Required task: Print all records exactly, leaving nothing out.

Records for this exercise:
********************

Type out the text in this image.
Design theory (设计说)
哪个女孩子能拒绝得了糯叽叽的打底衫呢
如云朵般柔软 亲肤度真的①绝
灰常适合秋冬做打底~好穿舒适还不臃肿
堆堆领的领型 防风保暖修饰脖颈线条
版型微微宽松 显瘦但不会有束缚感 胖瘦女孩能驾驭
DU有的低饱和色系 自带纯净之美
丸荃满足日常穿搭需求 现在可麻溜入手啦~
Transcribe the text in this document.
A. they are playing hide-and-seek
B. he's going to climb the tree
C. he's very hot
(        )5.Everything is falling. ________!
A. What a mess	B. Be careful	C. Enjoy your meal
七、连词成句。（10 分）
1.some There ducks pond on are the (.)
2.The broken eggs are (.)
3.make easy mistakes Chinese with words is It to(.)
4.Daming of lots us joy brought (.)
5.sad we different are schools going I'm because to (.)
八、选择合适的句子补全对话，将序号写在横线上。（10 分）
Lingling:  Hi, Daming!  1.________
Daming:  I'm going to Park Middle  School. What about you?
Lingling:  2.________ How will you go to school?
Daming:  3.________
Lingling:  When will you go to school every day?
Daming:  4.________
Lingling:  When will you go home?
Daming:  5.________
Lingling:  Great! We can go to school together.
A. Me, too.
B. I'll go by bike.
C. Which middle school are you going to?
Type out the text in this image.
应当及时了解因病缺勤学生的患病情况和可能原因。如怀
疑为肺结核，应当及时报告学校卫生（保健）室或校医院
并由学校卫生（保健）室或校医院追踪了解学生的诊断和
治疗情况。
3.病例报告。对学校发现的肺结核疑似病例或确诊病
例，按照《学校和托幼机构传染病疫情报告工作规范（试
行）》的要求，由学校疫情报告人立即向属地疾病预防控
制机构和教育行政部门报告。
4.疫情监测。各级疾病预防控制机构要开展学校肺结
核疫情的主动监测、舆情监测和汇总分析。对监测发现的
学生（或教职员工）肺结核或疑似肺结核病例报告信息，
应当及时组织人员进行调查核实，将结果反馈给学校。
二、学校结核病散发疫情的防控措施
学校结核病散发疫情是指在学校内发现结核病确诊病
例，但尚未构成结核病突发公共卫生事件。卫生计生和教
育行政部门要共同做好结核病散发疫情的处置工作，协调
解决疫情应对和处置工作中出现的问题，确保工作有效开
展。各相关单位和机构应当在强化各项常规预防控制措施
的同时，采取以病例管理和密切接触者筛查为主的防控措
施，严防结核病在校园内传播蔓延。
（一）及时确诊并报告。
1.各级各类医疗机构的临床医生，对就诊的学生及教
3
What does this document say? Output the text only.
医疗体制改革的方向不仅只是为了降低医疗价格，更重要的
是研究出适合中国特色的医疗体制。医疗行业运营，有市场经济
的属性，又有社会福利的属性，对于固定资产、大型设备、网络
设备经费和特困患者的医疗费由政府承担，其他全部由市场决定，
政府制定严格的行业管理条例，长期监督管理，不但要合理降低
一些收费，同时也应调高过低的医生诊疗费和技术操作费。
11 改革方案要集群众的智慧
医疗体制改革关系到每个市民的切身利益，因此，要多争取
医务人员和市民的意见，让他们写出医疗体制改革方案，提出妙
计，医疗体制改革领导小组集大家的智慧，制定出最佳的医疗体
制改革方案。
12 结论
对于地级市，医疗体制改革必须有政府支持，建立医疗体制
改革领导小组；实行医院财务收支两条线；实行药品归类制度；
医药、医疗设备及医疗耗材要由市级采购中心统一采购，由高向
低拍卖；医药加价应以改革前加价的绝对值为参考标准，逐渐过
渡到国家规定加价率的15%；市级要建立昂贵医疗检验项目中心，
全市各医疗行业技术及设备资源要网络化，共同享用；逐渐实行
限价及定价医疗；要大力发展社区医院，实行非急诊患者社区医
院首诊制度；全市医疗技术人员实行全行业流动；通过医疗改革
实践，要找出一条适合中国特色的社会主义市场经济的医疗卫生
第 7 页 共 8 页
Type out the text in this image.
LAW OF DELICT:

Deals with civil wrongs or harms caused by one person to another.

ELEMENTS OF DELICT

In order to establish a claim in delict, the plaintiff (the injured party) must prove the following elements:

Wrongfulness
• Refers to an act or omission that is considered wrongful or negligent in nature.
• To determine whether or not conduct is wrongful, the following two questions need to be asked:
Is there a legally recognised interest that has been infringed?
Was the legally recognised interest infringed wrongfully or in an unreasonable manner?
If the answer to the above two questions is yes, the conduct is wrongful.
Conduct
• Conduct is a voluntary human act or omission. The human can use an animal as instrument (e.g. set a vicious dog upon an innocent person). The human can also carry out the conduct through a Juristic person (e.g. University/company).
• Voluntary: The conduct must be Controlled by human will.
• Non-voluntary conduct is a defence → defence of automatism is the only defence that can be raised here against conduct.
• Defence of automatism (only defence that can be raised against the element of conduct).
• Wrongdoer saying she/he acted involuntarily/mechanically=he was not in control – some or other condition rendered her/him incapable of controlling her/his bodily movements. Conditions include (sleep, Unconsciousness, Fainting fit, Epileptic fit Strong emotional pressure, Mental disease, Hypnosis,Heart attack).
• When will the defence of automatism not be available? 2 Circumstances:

********************

Reply:
Type out the text in this image.
Design theory (设计说)
哪个女孩子能拒绝得了糯叽叽的打底衫呢
如云朵般柔软 亲肤度真的①绝
灰常适合秋冬做打底~好穿舒适还不臃肿
堆堆领的领型 防风保暖修饰脖颈线条
版型微微宽松 显瘦但不会有束缚感 胖瘦女孩能驾驭
DU有的低饱和色系 自带纯净之美
丸荃满足日常穿搭需求 现在可麻溜入手啦~
Transcribe the text in this document.
A. they are playing hide-and-seek
B. he's going to climb the tree
C. he's very hot
(        )5.Everything is falling. ________!
A. What a mess	B. Be careful	C. Enjoy your meal
七、连词成句。（10 分）
1.some There ducks pond on are the (.)
2.The broken eggs are (.)
3.make easy mistakes Chinese with words is It to(.)
4.Daming of lots us joy brought (.)
5.sad we different are schools going I'm because to (.)
八、选择合适的句子补全对话，将序号写在横线上。（10 分）
Lingling:  Hi, Daming!  1.________
Daming:  I'm going to Park Middle  School. What about you?
Lingling:  2.________ How will you go to school?
Daming:  3.________
Lingling:  When will you go to school every day?
Daming:  4.________
Lingling:  When will you go home?
Daming:  5.________
Lingling:  Great! We can go to school together.
A. Me, too.
B. I'll go by bike.
C. Which middle school are you going to?
Type out the text in this image.
应当及时了解因病缺勤学生的患病情况和可能原因。如怀
疑为肺结核，应当及时报告学校卫生（保健）室或校医院
并由学校卫生（保健）室或校医院追踪了解学生的诊断和
治疗情况。
3.病例报告。对学校发现的肺结核疑似病例或确诊病
例，按照《学校和托幼机构传染病疫情报告工作规范（试
行）》的要求，由学校疫情报告人立即向属地疾病预防控
制机构和教育行政部门报告。
4.疫情监测。各级疾病预防控制机构要开展学校肺结
核疫情的主动监测、舆情监测和汇总分析。对监测发现的
学生（或教职员工）肺结核或疑似肺结核病例报告信息，
应当及时组织人员进行调查核实，将结果反馈给学校。
二、学校结核病散发疫情的防控措施
学校结核病散发疫情是指在学校内发现结核病确诊病
例，但尚未构成结核病突发公共卫生事件。卫生计生和教
育行政部门要共同做好结核病散发疫情的处置工作，协调
解决疫情应对和处置工作中出现的问题，确保工作有效开
展。各相关单位和机构应当在强化各项常规预防控制措施
的同时，采取以病例管理和密切接触者筛查为主的防控措
施，严防结核病在校园内传播蔓延。
（一）及时确诊并报告。
1.各级各类医疗机构的临床医生，对就诊的学生及教
3
What does this document say? Output the text only.
医疗体制改革的方向不仅只是为了降低医疗价格，更重要的
是研究出适合中国特色的医疗体制。医疗行业运营，有市场经济
的属性，又有社会福利的属性，对于固定资产、大型设备、网络
设备经费和特困患者的医疗费由政府承担，其他全部由市场决定，
政府制定严格的行业管理条例，长期监督管理，不但要合理降低
一些收费，同时也应调高过低的医生诊疗费和技术操作费。
11 改革方案要集群众的智慧
医疗体制改革关系到每个市民的切身利益，因此，要多争取
医务人员和市民的意见，让他们写出医疗体制改革方案，提出妙
计，医疗体制改革领导小组集大家的智慧，制定出最佳的医疗体
制改革方案。
12 结论
对于地级市，医疗体制改革必须有政府支持，建立医疗体制
改革领导小组；实行医院财务收支两条线；实行药品归类制度；
医药、医疗设备及医疗耗材要由市级采购中心统一采购，由高向
低拍卖；医药加价应以改革前加价的绝对值为参考标准，逐渐过
渡到国家规定加价率的15%；市级要建立昂贵医疗检验项目中心，
全市各医疗行业技术及设备资源要网络化，共同享用；逐渐实行
限价及定价医疗；要大力发展社区医院，实行非急诊患者社区医
院首诊制度；全市医疗技术人员实行全行业流动；通过医疗改革
实践，要找出一条适合中国特色的社会主义市场经济的医疗卫生
第 7 页 共 8 页
Type out the text in this image.
LAW OF DELICT:

Deals with civil wrongs or harms caused by one person to another.

ELEMENTS OF DELICT

In order to establish a claim in delict, the plaintiff (the injured party) must prove the following elements:

Wrongfulness
• Refers to an act or omission that is considered wrongful or negligent in nature.
• To determine whether or not conduct is wrongful, the following two questions need to be asked:
Is there a legally recognised interest that has been infringed?
Was the legally recognised interest infringed wrongfully or in an unreasonable manner?
If the answer to the above two questions is yes, the conduct is wrongful.
Conduct
• Conduct is a voluntary human act or omission. The human can use an animal as instrument (e.g. set a vicious dog upon an innocent person). The human can also carry out the conduct through a Juristic person (e.g. University/company).
• Voluntary: The conduct must be Controlled by human will.
• Non-voluntary conduct is a defence → defence of automatism is the only defence that can be raised here against conduct.
• Defence of automatism (only defence that can be raised against the element of conduct).
• Wrongdoer saying she/he acted involuntarily/mechanically=he was not in control – some or other condition rendered her/him incapable of controlling her/his bodily movements. Conditions include (sleep, Unconsciousness, Fainting fit, Epileptic fit Strong emotional pressure, Mental disease, Hypnosis,Heart attack).
• When will the defence of automatism not be available? 2 Circumstances:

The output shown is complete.